### Your assignment
Search the data for "like". Return each matching line.

Provided data below:

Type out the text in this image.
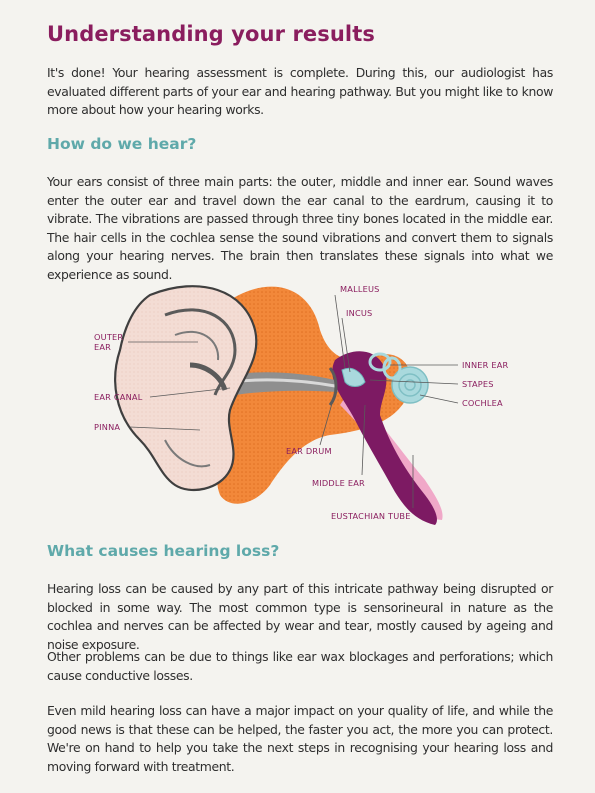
Understanding your results

It's done! Your hearing assessment is complete. During this, our audiologist has evaluated different parts of your ear and hearing pathway. But you might like to know more about how your hearing works.

How do we hear?

Your ears consist of three main parts: the outer, middle and inner ear. Sound waves enter the outer ear and travel down the ear canal to the eardrum, causing it to vibrate. The vibrations are passed through three tiny bones located in the middle ear. The hair cells in the cochlea sense the sound vibrations and convert them to signals along your hearing nerves. The brain then translates these signals into what we experience as sound.

OUTER
EAR
EAR CANAL
PINNA
MALLEUS
INCUS
INNER EAR
STAPES
COCHLEA
EAR DRUM
MIDDLE EAR
EUSTACHIAN TUBE
What causes hearing loss?

Hearing loss can be caused by any part of this intricate pathway being disrupted or blocked in some way. The most common type is sensorineural in nature as the cochlea and nerves can be affected by wear and tear, mostly caused by ageing and noise exposure.

Other problems can be due to things like ear wax blockages and perforations; which cause conductive losses.

Even mild hearing loss can have a major impact on your quality of life, and while the good news is that these can be helped, the faster you act, the more you can protect. We're on hand to help you take the next steps in recognising your hearing loss and moving forward with treatment.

End of Provided data.

### Solved exercise
It's done! Your hearing assessment is complete. During this, our audiologist has evaluated different parts of your ear and hearing pathway. But you might like to know more about how your hearing works.
Other problems can be due to things like ear wax blockages and perforations; which cause conductive losses.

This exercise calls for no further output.